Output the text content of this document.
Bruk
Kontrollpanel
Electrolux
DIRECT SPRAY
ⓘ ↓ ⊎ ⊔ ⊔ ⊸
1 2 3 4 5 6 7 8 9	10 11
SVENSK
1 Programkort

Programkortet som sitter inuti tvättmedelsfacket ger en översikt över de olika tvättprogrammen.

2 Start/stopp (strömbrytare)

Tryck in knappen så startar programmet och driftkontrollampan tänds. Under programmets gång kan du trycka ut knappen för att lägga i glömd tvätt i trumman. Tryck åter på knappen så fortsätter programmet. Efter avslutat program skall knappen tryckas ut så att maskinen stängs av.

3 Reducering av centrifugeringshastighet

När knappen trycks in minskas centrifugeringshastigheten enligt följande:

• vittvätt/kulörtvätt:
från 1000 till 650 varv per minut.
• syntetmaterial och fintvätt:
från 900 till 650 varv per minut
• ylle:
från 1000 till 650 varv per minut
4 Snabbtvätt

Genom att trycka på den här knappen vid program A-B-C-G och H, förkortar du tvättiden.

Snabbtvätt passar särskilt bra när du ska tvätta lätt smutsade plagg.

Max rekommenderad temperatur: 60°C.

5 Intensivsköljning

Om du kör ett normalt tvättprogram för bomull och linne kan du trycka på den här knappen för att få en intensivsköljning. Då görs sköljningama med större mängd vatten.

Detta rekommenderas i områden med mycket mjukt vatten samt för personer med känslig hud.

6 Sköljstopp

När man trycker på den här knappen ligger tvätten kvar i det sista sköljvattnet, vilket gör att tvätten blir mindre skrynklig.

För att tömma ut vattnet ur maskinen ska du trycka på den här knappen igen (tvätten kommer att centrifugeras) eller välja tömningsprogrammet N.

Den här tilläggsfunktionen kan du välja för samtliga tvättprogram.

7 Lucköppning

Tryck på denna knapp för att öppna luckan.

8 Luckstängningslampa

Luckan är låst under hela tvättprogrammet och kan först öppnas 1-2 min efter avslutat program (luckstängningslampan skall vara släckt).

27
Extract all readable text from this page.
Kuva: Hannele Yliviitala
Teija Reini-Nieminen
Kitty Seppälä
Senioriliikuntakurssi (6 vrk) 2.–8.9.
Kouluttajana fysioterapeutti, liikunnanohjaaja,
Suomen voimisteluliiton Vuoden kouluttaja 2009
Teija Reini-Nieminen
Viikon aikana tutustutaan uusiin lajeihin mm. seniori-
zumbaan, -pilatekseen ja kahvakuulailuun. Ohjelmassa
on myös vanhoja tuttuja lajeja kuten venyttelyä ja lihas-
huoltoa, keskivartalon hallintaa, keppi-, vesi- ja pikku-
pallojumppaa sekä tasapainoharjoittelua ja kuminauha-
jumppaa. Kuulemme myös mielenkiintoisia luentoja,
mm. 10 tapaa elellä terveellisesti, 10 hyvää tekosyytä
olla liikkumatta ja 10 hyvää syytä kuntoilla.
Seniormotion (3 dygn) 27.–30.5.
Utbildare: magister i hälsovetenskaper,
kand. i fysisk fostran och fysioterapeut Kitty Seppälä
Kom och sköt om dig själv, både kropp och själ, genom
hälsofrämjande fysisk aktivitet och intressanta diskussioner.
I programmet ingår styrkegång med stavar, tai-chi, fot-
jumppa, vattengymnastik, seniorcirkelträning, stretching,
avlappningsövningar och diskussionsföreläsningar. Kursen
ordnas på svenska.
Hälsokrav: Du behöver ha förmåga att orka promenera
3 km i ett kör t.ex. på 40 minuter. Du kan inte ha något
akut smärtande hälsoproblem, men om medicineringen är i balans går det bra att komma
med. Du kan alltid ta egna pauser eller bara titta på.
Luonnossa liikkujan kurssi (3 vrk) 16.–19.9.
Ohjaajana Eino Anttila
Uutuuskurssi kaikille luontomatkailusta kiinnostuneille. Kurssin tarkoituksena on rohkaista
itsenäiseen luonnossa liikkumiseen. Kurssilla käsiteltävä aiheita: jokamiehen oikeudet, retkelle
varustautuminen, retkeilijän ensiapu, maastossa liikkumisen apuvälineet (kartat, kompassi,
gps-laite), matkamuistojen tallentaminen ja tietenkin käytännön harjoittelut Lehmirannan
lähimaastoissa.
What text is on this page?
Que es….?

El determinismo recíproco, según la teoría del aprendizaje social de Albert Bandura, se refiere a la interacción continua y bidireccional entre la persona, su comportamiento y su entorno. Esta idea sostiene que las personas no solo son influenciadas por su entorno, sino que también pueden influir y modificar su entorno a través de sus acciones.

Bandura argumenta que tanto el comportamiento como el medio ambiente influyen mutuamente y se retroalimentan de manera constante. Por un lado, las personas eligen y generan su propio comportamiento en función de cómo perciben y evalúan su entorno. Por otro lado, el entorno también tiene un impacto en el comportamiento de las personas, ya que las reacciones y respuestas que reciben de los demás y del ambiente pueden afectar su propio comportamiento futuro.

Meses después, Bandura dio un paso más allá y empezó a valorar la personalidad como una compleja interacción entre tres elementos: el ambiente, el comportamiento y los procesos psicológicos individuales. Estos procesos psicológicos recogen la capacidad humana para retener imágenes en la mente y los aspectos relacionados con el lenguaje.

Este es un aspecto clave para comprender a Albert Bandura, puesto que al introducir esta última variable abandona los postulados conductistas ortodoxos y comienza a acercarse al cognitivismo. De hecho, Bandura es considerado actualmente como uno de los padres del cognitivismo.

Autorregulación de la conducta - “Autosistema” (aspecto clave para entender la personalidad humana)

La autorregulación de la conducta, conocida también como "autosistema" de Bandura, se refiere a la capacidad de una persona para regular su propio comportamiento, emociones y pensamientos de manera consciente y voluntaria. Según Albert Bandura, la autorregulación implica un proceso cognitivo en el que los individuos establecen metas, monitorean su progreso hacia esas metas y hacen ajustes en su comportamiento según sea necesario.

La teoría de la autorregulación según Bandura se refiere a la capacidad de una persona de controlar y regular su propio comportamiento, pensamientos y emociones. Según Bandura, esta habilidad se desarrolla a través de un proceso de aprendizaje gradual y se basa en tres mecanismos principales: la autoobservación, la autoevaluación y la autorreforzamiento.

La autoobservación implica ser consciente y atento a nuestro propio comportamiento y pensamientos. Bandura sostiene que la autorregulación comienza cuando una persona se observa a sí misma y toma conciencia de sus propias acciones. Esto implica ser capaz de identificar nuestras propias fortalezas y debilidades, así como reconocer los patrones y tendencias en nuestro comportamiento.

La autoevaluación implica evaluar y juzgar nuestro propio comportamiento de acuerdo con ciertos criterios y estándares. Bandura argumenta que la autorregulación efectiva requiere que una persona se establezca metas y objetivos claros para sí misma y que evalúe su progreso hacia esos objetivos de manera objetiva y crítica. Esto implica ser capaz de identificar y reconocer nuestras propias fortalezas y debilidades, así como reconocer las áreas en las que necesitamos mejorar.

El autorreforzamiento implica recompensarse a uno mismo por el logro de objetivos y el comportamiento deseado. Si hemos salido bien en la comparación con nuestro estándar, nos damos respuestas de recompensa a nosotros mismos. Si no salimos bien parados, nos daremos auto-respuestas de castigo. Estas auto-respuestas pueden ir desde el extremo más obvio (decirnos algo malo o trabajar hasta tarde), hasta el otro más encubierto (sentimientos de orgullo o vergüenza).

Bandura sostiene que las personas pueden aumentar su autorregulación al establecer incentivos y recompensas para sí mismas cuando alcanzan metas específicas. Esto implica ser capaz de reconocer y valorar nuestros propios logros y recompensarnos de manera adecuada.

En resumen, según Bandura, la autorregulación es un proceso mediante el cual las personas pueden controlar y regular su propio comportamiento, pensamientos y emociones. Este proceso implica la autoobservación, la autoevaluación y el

##############################

What you have to do:
Go through the listing above and repeat all of it exactly.

Answer to the problem:
Output the text content of this document.
Bruk
Kontrollpanel
Electrolux
DIRECT SPRAY
ⓘ ↓ ⊎ ⊔ ⊔ ⊸
1 2 3 4 5 6 7 8 9	10 11
SVENSK
1 Programkort

Programkortet som sitter inuti tvättmedelsfacket ger en översikt över de olika tvättprogrammen.

2 Start/stopp (strömbrytare)

Tryck in knappen så startar programmet och driftkontrollampan tänds. Under programmets gång kan du trycka ut knappen för att lägga i glömd tvätt i trumman. Tryck åter på knappen så fortsätter programmet. Efter avslutat program skall knappen tryckas ut så att maskinen stängs av.

3 Reducering av centrifugeringshastighet

När knappen trycks in minskas centrifugeringshastigheten enligt följande:

• vittvätt/kulörtvätt:
från 1000 till 650 varv per minut.
• syntetmaterial och fintvätt:
från 900 till 650 varv per minut
• ylle:
från 1000 till 650 varv per minut
4 Snabbtvätt

Genom att trycka på den här knappen vid program A-B-C-G och H, förkortar du tvättiden.

Snabbtvätt passar särskilt bra när du ska tvätta lätt smutsade plagg.

Max rekommenderad temperatur: 60°C.

5 Intensivsköljning

Om du kör ett normalt tvättprogram för bomull och linne kan du trycka på den här knappen för att få en intensivsköljning. Då görs sköljningama med större mängd vatten.

Detta rekommenderas i områden med mycket mjukt vatten samt för personer med känslig hud.

6 Sköljstopp

När man trycker på den här knappen ligger tvätten kvar i det sista sköljvattnet, vilket gör att tvätten blir mindre skrynklig.

För att tömma ut vattnet ur maskinen ska du trycka på den här knappen igen (tvätten kommer att centrifugeras) eller välja tömningsprogrammet N.

Den här tilläggsfunktionen kan du välja för samtliga tvättprogram.

7 Lucköppning

Tryck på denna knapp för att öppna luckan.

8 Luckstängningslampa

Luckan är låst under hela tvättprogrammet och kan först öppnas 1-2 min efter avslutat program (luckstängningslampan skall vara släckt).

27
Extract all readable text from this page.
Kuva: Hannele Yliviitala
Teija Reini-Nieminen
Kitty Seppälä
Senioriliikuntakurssi (6 vrk) 2.–8.9.
Kouluttajana fysioterapeutti, liikunnanohjaaja,
Suomen voimisteluliiton Vuoden kouluttaja 2009
Teija Reini-Nieminen
Viikon aikana tutustutaan uusiin lajeihin mm. seniori-
zumbaan, -pilatekseen ja kahvakuulailuun. Ohjelmassa
on myös vanhoja tuttuja lajeja kuten venyttelyä ja lihas-
huoltoa, keskivartalon hallintaa, keppi-, vesi- ja pikku-
pallojumppaa sekä tasapainoharjoittelua ja kuminauha-
jumppaa. Kuulemme myös mielenkiintoisia luentoja,
mm. 10 tapaa elellä terveellisesti, 10 hyvää tekosyytä
olla liikkumatta ja 10 hyvää syytä kuntoilla.
Seniormotion (3 dygn) 27.–30.5.
Utbildare: magister i hälsovetenskaper,
kand. i fysisk fostran och fysioterapeut Kitty Seppälä
Kom och sköt om dig själv, både kropp och själ, genom
hälsofrämjande fysisk aktivitet och intressanta diskussioner.
I programmet ingår styrkegång med stavar, tai-chi, fot-
jumppa, vattengymnastik, seniorcirkelträning, stretching,
avlappningsövningar och diskussionsföreläsningar. Kursen
ordnas på svenska.
Hälsokrav: Du behöver ha förmåga att orka promenera
3 km i ett kör t.ex. på 40 minuter. Du kan inte ha något
akut smärtande hälsoproblem, men om medicineringen är i balans går det bra att komma
med. Du kan alltid ta egna pauser eller bara titta på.
Luonnossa liikkujan kurssi (3 vrk) 16.–19.9.
Ohjaajana Eino Anttila
Uutuuskurssi kaikille luontomatkailusta kiinnostuneille. Kurssin tarkoituksena on rohkaista
itsenäiseen luonnossa liikkumiseen. Kurssilla käsiteltävä aiheita: jokamiehen oikeudet, retkelle
varustautuminen, retkeilijän ensiapu, maastossa liikkumisen apuvälineet (kartat, kompassi,
gps-laite), matkamuistojen tallentaminen ja tietenkin käytännön harjoittelut Lehmirannan
lähimaastoissa.
What text is on this page?
Que es….?

El determinismo recíproco, según la teoría del aprendizaje social de Albert Bandura, se refiere a la interacción continua y bidireccional entre la persona, su comportamiento y su entorno. Esta idea sostiene que las personas no solo son influenciadas por su entorno, sino que también pueden influir y modificar su entorno a través de sus acciones.

Bandura argumenta que tanto el comportamiento como el medio ambiente influyen mutuamente y se retroalimentan de manera constante. Por un lado, las personas eligen y generan su propio comportamiento en función de cómo perciben y evalúan su entorno. Por otro lado, el entorno también tiene un impacto en el comportamiento de las personas, ya que las reacciones y respuestas que reciben de los demás y del ambiente pueden afectar su propio comportamiento futuro.

Meses después, Bandura dio un paso más allá y empezó a valorar la personalidad como una compleja interacción entre tres elementos: el ambiente, el comportamiento y los procesos psicológicos individuales. Estos procesos psicológicos recogen la capacidad humana para retener imágenes en la mente y los aspectos relacionados con el lenguaje.

Este es un aspecto clave para comprender a Albert Bandura, puesto que al introducir esta última variable abandona los postulados conductistas ortodoxos y comienza a acercarse al cognitivismo. De hecho, Bandura es considerado actualmente como uno de los padres del cognitivismo.

Autorregulación de la conducta - “Autosistema” (aspecto clave para entender la personalidad humana)

La autorregulación de la conducta, conocida también como "autosistema" de Bandura, se refiere a la capacidad de una persona para regular su propio comportamiento, emociones y pensamientos de manera consciente y voluntaria. Según Albert Bandura, la autorregulación implica un proceso cognitivo en el que los individuos establecen metas, monitorean su progreso hacia esas metas y hacen ajustes en su comportamiento según sea necesario.

La teoría de la autorregulación según Bandura se refiere a la capacidad de una persona de controlar y regular su propio comportamiento, pensamientos y emociones. Según Bandura, esta habilidad se desarrolla a través de un proceso de aprendizaje gradual y se basa en tres mecanismos principales: la autoobservación, la autoevaluación y la autorreforzamiento.

La autoobservación implica ser consciente y atento a nuestro propio comportamiento y pensamientos. Bandura sostiene que la autorregulación comienza cuando una persona se observa a sí misma y toma conciencia de sus propias acciones. Esto implica ser capaz de identificar nuestras propias fortalezas y debilidades, así como reconocer los patrones y tendencias en nuestro comportamiento.

La autoevaluación implica evaluar y juzgar nuestro propio comportamiento de acuerdo con ciertos criterios y estándares. Bandura argumenta que la autorregulación efectiva requiere que una persona se establezca metas y objetivos claros para sí misma y que evalúe su progreso hacia esos objetivos de manera objetiva y crítica. Esto implica ser capaz de identificar y reconocer nuestras propias fortalezas y debilidades, así como reconocer las áreas en las que necesitamos mejorar.

El autorreforzamiento implica recompensarse a uno mismo por el logro de objetivos y el comportamiento deseado. Si hemos salido bien en la comparación con nuestro estándar, nos damos respuestas de recompensa a nosotros mismos. Si no salimos bien parados, nos daremos auto-respuestas de castigo. Estas auto-respuestas pueden ir desde el extremo más obvio (decirnos algo malo o trabajar hasta tarde), hasta el otro más encubierto (sentimientos de orgullo o vergüenza).

Bandura sostiene que las personas pueden aumentar su autorregulación al establecer incentivos y recompensas para sí mismas cuando alcanzan metas específicas. Esto implica ser capaz de reconocer y valorar nuestros propios logros y recompensarnos de manera adecuada.

En resumen, según Bandura, la autorregulación es un proceso mediante el cual las personas pueden controlar y regular su propio comportamiento, pensamientos y emociones. Este proceso implica la autoobservación, la autoevaluación y el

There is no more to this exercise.